Task requirements
Using the entries that follow, collect the lines where the word "Determine" appears.

========================================

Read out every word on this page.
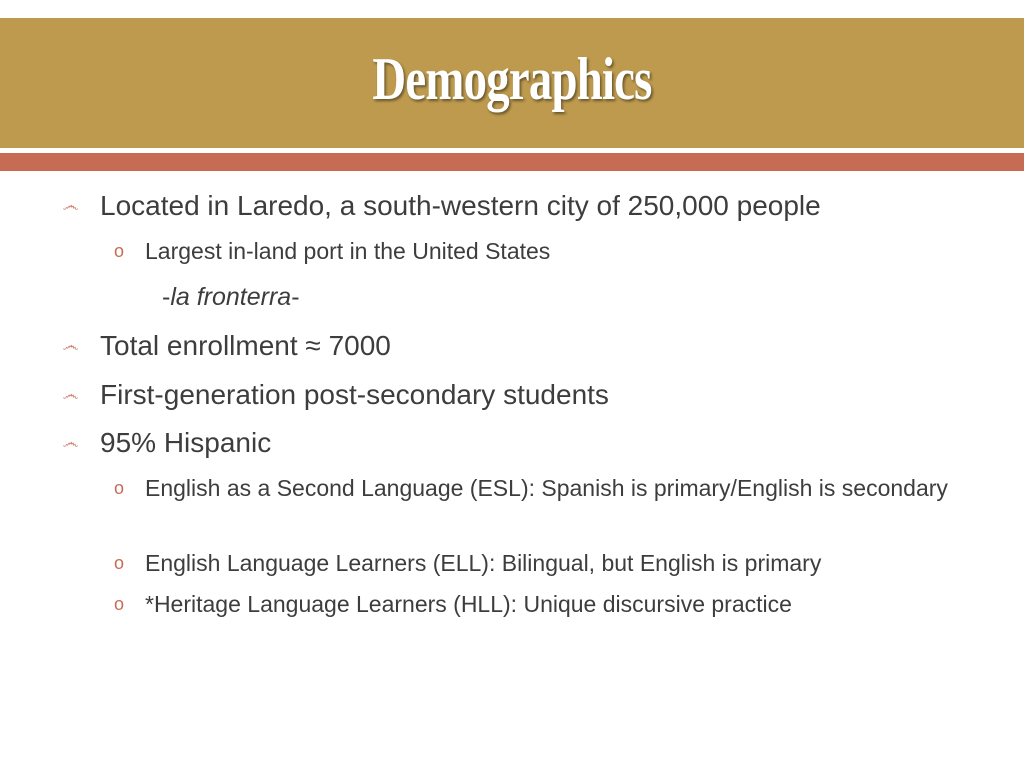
Demographics
෴ Located in Laredo, a south-western city of 250,000 people
o Largest in-land port in the United States
-la fronterra-
෴ Total enrollment ≈ 7000
෴ First-generation post-secondary students
෴ 95% Hispanic
o English as a Second Language (ESL): Spanish is primary/English is secondary
o English Language Learners (ELL): Bilingual, but English is primary
o *Heritage Language Learners (HLL): Unique discursive practice
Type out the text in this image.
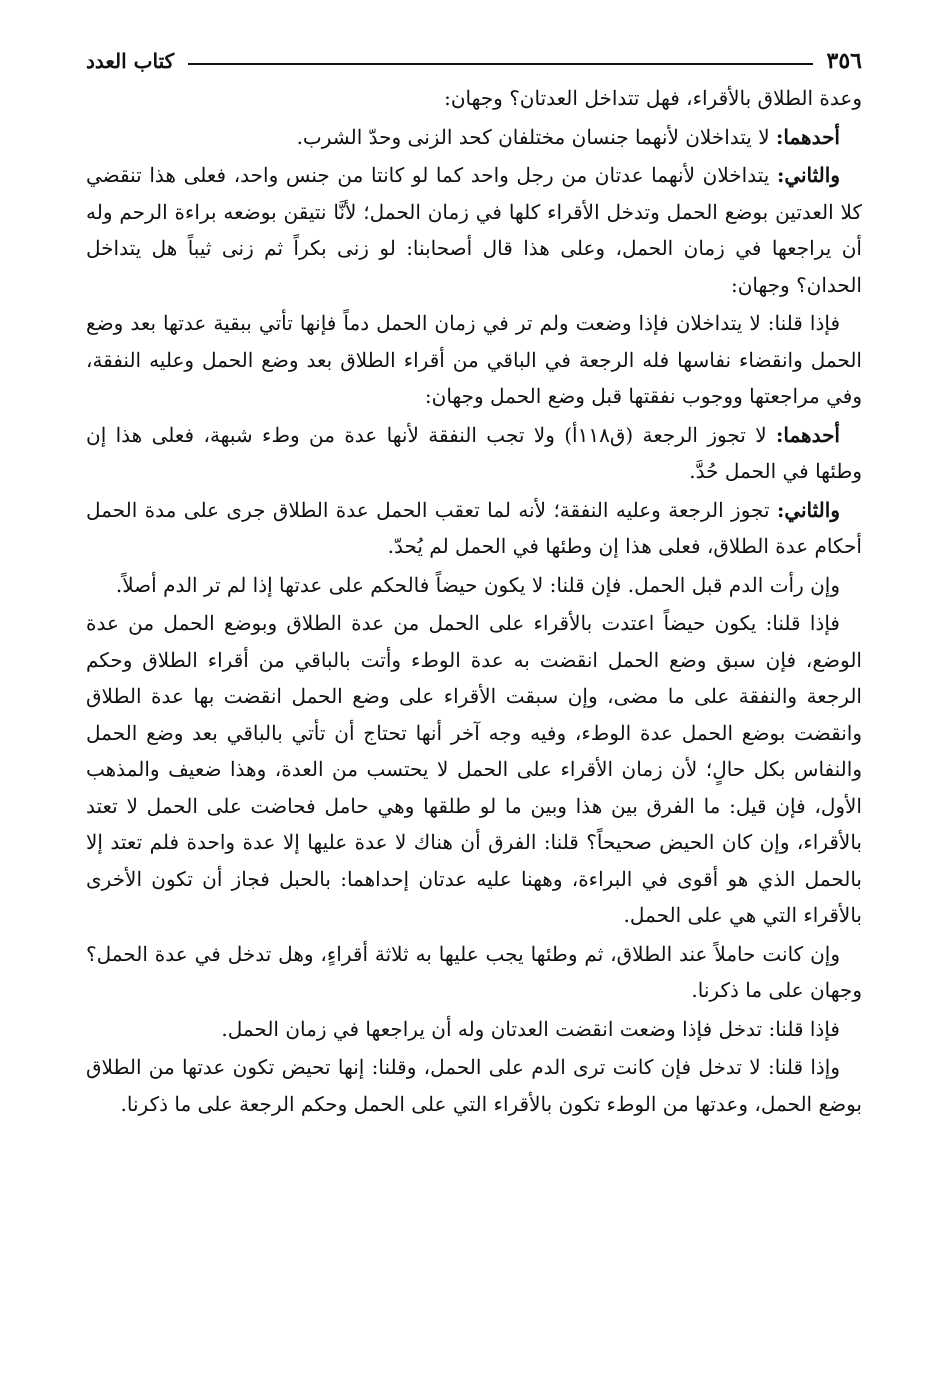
٣٥٦
كتاب العدد

وعدة الطلاق بالأقراء، فهل تتداخل العدتان؟ وجهان:

أحدهما: لا يتداخلان لأنهما جنسان مختلفان كحد الزنى وحدّ الشرب.

والثاني: يتداخلان لأنهما عدتان من رجل واحد كما لو كانتا من جنس واحد، فعلى هذا تنقضي كلا العدتين بوضع الحمل وتدخل الأقراء كلها في زمان الحمل؛ لأنَّا نتيقن بوضعه براءة الرحم وله أن يراجعها في زمان الحمل، وعلى هذا قال أصحابنا: لو زنى بكراً ثم زنى ثيباً هل يتداخل الحدان؟ وجهان:

فإذا قلنا: لا يتداخلان فإذا وضعت ولم تر في زمان الحمل دماً فإنها تأتي ببقية عدتها بعد وضع الحمل وانقضاء نفاسها فله الرجعة في الباقي من أقراء الطلاق بعد وضع الحمل وعليه النفقة، وفي مراجعتها ووجوب نفقتها قبل وضع الحمل وجهان:

أحدهما: لا تجوز الرجعة (ق١١٨أ) ولا تجب النفقة لأنها عدة من وطء شبهة، فعلى هذا إن وطئها في الحمل حُدَّ.

والثاني: تجوز الرجعة وعليه النفقة؛ لأنه لما تعقب الحمل عدة الطلاق جرى على مدة الحمل أحكام عدة الطلاق، فعلى هذا إن وطئها في الحمل لم يُحدّ.

وإن رأت الدم قبل الحمل. فإن قلنا: لا يكون حيضاً فالحكم على عدتها إذا لم تر الدم أصلاً.

فإذا قلنا: يكون حيضاً اعتدت بالأقراء على الحمل من عدة الطلاق وبوضع الحمل من عدة الوضع، فإن سبق وضع الحمل انقضت به عدة الوطء وأتت بالباقي من أقراء الطلاق وحكم الرجعة والنفقة على ما مضى، وإن سبقت الأقراء على وضع الحمل انقضت بها عدة الطلاق وانقضت بوضع الحمل عدة الوطء، وفيه وجه آخر أنها تحتاج أن تأتي بالباقي بعد وضع الحمل والنفاس بكل حالٍ؛ لأن زمان الأقراء على الحمل لا يحتسب من العدة، وهذا ضعيف والمذهب الأول، فإن قيل: ما الفرق بين هذا وبين ما لو طلقها وهي حامل فحاضت على الحمل لا تعتد بالأقراء، وإن كان الحيض صحيحاً؟ قلنا: الفرق أن هناك لا عدة عليها إلا عدة واحدة فلم تعتد إلا بالحمل الذي هو أقوى في البراءة، وههنا عليه عدتان إحداهما: بالحبل فجاز أن تكون الأخرى بالأقراء التي هي على الحمل.

وإن كانت حاملاً عند الطلاق، ثم وطئها يجب عليها به ثلاثة أقراءٍ، وهل تدخل في عدة الحمل؟ وجهان على ما ذكرنا.

فإذا قلنا: تدخل فإذا وضعت انقضت العدتان وله أن يراجعها في زمان الحمل.

وإذا قلنا: لا تدخل فإن كانت ترى الدم على الحمل، وقلنا: إنها تحيض تكون عدتها من الطلاق بوضع الحمل، وعدتها من الوطء تكون بالأقراء التي على الحمل وحكم الرجعة على ما ذكرنا.
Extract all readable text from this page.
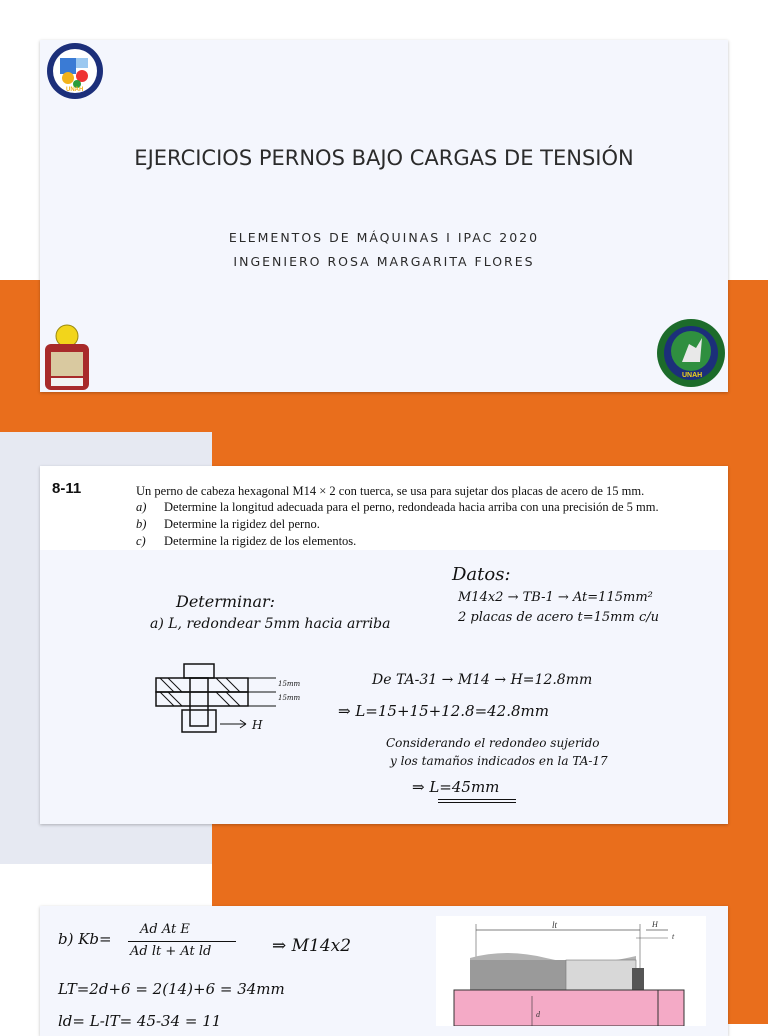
UNAH
EJERCICIOS PERNOS BAJO CARGAS DE TENSIÓN
ELEMENTOS DE MÁQUINAS I IPAC 2020
INGENIERO ROSA MARGARITA FLORES
UNAH
8-11	Un perno de cabeza hexagonal M14 × 2 con tuerca, se usa para sujetar dos placas de acero de 15 mm.
a) Determine la longitud adecuada para el perno, redondeada hacia arriba con una precisión de 5 mm.
b) Determine la rigidez del perno.
c) Determine la rigidez de los elementos.
Datos:
M14x2 → TB-1 → At=115mm²
2 placas de acero t=15mm c/u
Determinar:
a) L, redondear 5mm hacia arriba
15mm
15mm
H
De TA-31 → M14 → H=12.8mm
⇒ L=15+15+12.8=42.8mm
Considerando el redondeo sujerido
y los tamaños indicados en la TA-17
⇒ L=45mm
b) Kb=
Ad At E
Ad lt + At ld	⇒ M14x2
LT=2d+6 = 2(14)+6 = 34mm
ld= L-lT= 45-34 = 11
lt	H
t
d
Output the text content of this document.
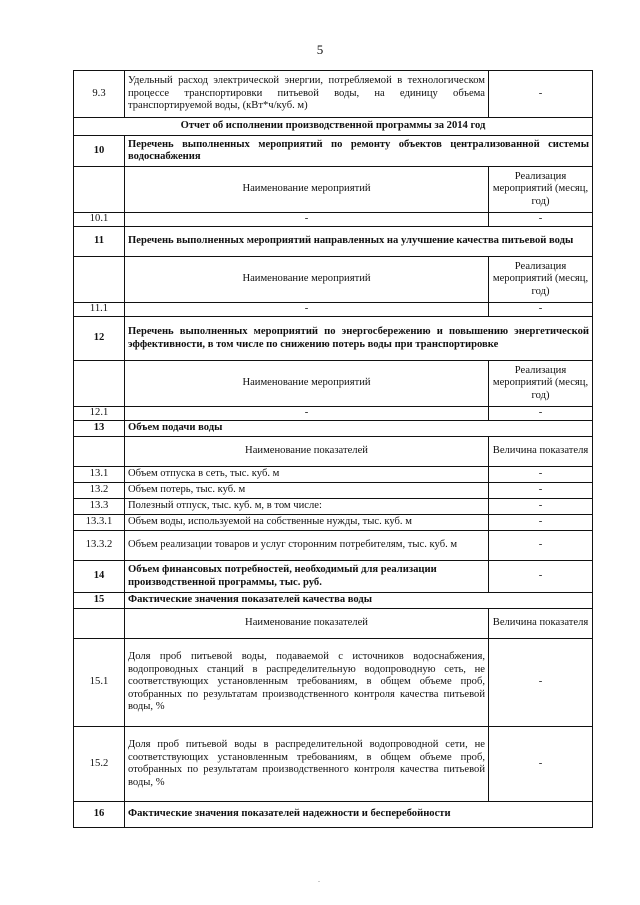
5
9.3	Удельный расход электрической энергии, потребляемой в технологическом процессе транспортировки питьевой воды, на единицу объема транспортируемой воды, (кВт*ч/куб. м)	-
Отчет об исполнении производственной программы за 2014 год		
10	Перечень выполненных мероприятий по ремонту объектов централизованной системы водоснабжения	
	Наименование мероприятий	Реализация мероприятий (месяц, год)
10.1	-	-
11	Перечень выполненных мероприятий направленных на улучшение качества питьевой воды	
	Наименование мероприятий	Реализация мероприятий (месяц, год)
11.1	-	-
12	Перечень выполненных мероприятий по энергосбережению и повышению энергетической эффективности, в том числе по снижению потерь воды при транспортировке	
	Наименование мероприятий	Реализация мероприятий (месяц, год)
12.1	-	-
13	Объем подачи воды	
	Наименование показателей	Величина показателя
13.1	Объем отпуска в сеть, тыс. куб. м	-
13.2	Объем потерь, тыс. куб. м	-
13.3	Полезный отпуск, тыс. куб. м, в том числе:	-
13.3.1	Объем воды, используемой на собственные нужды, тыс. куб. м	-
13.3.2	Объем реализации товаров и услуг сторонним потребителям, тыс. куб. м	-
14	Объем финансовых потребностей, необходимый для реализации производственной программы, тыс. руб.	-
15	Фактические значения показателей качества воды	
	Наименование показателей	Величина показателя
15.1	Доля проб питьевой воды, подаваемой с источников водоснабжения, водопроводных станций в распределительную водопроводную сеть, не соответствующих установленным требованиям, в общем объеме проб, отобранных по результатам производственного контроля качества питьевой воды, %	-
15.2	Доля проб питьевой воды в распределительной водопроводной сети, не соответствующих установленным требованиям, в общем объеме проб, отобранных по результатам производственного контроля качества питьевой воды, %	-
16	Фактические значения показателей надежности и бесперебойности	
.
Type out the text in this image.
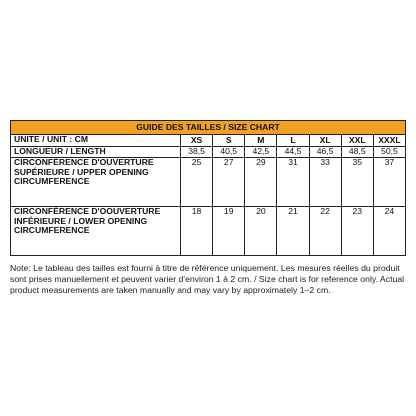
GUIDE DES TAILLES / SIZE CHART							
UNITE / UNIT : CM	XS	S	M	L	XL	XXL	XXXL
LONGUEUR / LENGTH	38,5	40,5	42,5	44,5	46,5	48,5	50,5
CIRCONFÉRENCE D'OUVERTURE SUPÉRIEURE / UPPER OPENING CIRCUMFERENCE	25	27	29	31	33	35	37
CIRCONFÉRENCE D'OOUVERTURE INFÉRIEURE / LOWER OPENING CIRCUMFERENCE	18	19	20	21	22	23	24

Note: Le tableau des tailles est fourni à titre de référence uniquement. Les mesures réelles du produit sont prises manuellement et peuvent varier d'environ 1 à 2 cm. / Size chart is for reference only. Actual product measurements are taken manually and may vary by approximately 1–2 cm.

========================================

Solution for this task
a) Determine la longitud adecuada para el perno, redondeada hacia arriba con una precisión de 5 mm.
b) Determine la rigidez del perno.
c) Determine la rigidez de los elementos.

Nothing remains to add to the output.